*Your objective*.
In the discussion about reading LDS from the DNB website, the second numbered item names the data that some GND humans in WD are missing. List each piece of missing data it names.

*Reading passage*.
Reading LDS from DNB website

Storing LDS

@Epìdosis: will the whole LDS file be stored for later extraction of information? MrProperLawAndOrder (talk) 14:23, 25 May 2020 (UTC)

@MrProperLawAndOrder: I'm not sure what you mean, but (if I understand correctly) I think we can do it, if you are interested. --Epìdosis 14:28, 25 May 2020 (UTC)
@Epìdosis: it's the proper way of doing it. It was said above "Unfortunately we have to access GND a lot of times to grab dates.", if one finds an error in the process of writing to WD one can then go back to local dump instead of reading from DNB website again. MrProperLawAndOrder (talk) 14:51, 25 May 2020 (UTC)
OK, I understand. --Epìdosis 14:57, 25 May 2020 (UTC)

Which LDS items to read

  1. 764044 [19] items having GND IDs and sex=0 (unknown),1 (male), 2(female) plus some other info defined in "fl". Adjust rows to 1000000 to get all lines and fl to defgnd to only get the GND. Due to opposition and threats by one user above, they are not all in WD. But maybe you download all of them.
  2. all other GND humans in WD that miss gender, VIAF, ISNI, b or d. MrProperLawAndOrder (talk) 14:51, 25 May 2020 (UTC)

*Items from a dataset*.
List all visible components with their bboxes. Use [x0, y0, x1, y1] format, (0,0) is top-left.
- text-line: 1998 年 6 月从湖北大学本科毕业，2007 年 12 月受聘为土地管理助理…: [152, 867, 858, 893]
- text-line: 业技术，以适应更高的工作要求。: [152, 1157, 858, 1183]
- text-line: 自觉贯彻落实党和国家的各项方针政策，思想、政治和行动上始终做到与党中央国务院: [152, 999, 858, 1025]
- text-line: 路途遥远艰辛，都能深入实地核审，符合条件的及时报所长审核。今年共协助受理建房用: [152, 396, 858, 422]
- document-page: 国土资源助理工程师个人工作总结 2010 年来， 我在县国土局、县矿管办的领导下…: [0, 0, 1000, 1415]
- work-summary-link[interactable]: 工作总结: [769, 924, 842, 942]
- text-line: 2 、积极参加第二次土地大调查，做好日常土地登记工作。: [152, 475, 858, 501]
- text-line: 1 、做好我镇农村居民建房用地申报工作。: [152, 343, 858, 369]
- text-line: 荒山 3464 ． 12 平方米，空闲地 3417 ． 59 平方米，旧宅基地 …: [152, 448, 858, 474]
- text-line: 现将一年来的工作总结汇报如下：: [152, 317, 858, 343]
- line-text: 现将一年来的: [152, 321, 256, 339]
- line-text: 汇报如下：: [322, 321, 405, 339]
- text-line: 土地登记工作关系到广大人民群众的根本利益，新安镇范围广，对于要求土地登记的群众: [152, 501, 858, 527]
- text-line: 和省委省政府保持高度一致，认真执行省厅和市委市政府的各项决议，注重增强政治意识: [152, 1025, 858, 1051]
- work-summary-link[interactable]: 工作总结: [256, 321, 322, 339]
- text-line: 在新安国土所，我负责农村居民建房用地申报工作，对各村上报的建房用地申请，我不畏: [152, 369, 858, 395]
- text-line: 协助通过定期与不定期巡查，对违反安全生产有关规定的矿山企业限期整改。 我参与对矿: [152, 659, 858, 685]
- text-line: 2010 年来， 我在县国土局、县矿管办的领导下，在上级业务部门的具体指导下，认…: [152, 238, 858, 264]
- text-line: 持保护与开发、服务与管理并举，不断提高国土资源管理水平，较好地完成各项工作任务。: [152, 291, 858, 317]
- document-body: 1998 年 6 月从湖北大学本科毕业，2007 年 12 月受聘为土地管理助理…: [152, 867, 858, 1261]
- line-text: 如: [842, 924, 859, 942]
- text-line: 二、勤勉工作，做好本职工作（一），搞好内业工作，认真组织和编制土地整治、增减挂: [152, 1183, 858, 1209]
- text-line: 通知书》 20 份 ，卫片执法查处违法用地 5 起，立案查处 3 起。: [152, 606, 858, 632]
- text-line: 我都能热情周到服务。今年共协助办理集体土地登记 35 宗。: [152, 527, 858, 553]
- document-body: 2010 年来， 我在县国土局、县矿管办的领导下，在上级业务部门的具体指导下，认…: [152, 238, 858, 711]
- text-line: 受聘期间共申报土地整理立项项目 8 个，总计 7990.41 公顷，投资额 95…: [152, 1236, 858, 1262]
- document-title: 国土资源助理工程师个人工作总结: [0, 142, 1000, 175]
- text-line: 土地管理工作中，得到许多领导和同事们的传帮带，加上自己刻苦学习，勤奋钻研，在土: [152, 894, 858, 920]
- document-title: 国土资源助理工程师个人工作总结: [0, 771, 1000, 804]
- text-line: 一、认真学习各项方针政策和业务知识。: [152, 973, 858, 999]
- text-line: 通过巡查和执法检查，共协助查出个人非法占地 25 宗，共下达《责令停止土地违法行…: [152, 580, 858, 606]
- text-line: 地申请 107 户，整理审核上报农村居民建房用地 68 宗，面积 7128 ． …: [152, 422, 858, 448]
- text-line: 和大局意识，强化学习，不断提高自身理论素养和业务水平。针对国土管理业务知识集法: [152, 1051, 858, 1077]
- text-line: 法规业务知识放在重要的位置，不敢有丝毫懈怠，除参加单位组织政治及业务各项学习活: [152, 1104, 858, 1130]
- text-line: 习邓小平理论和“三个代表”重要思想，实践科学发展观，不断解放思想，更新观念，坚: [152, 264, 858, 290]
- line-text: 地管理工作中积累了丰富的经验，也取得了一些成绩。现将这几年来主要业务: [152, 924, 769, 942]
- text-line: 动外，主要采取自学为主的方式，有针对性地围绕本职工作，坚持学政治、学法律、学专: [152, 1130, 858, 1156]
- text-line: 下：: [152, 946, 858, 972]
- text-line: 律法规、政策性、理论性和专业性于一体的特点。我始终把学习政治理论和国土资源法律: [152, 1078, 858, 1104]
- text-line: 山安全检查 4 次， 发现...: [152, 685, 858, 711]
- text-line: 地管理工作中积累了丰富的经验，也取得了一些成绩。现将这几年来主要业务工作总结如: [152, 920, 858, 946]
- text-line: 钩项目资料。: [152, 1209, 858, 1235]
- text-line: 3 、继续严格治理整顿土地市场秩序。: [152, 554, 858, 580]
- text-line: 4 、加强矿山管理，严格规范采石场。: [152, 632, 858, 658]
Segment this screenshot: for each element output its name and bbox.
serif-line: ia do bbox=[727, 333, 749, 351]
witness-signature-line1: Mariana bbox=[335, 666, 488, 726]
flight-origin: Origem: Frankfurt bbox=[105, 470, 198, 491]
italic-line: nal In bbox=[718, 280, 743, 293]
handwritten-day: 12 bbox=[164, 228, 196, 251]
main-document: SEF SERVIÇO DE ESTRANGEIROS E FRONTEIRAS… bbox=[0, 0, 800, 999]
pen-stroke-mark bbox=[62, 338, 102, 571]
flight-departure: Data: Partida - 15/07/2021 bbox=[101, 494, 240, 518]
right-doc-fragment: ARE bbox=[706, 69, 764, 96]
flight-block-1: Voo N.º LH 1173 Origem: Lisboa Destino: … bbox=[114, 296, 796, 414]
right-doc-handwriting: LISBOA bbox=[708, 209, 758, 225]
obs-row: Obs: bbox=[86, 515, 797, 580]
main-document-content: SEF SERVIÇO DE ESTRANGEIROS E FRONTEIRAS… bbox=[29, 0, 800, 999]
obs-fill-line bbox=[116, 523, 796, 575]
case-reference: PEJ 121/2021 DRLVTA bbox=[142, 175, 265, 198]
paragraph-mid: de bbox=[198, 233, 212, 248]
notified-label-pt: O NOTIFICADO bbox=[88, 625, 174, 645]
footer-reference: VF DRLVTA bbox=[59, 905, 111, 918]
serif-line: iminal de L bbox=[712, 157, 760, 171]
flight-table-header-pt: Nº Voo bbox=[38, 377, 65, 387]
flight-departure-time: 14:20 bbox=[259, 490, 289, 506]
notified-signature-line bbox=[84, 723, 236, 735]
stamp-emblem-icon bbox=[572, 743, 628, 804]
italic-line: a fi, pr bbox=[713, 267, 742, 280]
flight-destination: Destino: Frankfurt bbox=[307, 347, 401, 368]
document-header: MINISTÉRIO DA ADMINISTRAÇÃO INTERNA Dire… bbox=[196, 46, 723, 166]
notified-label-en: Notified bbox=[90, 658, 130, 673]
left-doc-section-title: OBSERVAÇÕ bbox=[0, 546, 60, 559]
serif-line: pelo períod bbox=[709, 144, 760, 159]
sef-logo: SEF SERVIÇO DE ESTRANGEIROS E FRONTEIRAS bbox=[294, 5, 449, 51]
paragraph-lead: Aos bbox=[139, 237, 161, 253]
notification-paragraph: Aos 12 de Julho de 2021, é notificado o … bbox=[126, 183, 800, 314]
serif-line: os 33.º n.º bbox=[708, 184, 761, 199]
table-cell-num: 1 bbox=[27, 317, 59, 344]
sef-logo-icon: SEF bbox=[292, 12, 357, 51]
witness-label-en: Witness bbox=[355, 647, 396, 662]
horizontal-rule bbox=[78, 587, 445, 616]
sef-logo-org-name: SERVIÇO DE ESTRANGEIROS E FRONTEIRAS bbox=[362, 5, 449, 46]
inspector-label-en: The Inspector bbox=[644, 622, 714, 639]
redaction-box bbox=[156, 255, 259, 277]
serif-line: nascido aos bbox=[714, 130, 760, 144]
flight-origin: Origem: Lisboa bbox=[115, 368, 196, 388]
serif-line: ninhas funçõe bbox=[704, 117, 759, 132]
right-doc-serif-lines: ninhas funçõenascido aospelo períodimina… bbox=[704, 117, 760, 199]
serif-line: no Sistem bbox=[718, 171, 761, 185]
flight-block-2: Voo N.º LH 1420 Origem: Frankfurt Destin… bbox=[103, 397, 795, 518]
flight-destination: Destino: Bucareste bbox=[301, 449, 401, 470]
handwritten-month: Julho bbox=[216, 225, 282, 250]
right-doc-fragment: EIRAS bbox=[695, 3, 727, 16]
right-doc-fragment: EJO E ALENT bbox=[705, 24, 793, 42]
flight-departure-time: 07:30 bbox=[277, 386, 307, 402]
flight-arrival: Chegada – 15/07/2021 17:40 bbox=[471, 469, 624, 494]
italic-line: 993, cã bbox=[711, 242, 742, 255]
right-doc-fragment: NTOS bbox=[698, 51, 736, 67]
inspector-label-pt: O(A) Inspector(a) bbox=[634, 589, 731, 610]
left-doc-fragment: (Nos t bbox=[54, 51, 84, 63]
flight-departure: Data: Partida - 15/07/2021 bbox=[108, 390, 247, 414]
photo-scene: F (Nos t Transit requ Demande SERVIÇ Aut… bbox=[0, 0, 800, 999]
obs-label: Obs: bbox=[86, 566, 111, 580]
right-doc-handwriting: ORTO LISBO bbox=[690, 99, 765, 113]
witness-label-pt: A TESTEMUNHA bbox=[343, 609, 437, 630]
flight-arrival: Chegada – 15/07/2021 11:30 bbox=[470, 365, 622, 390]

*Complete response*.
gender, VIAF, ISNI, b, d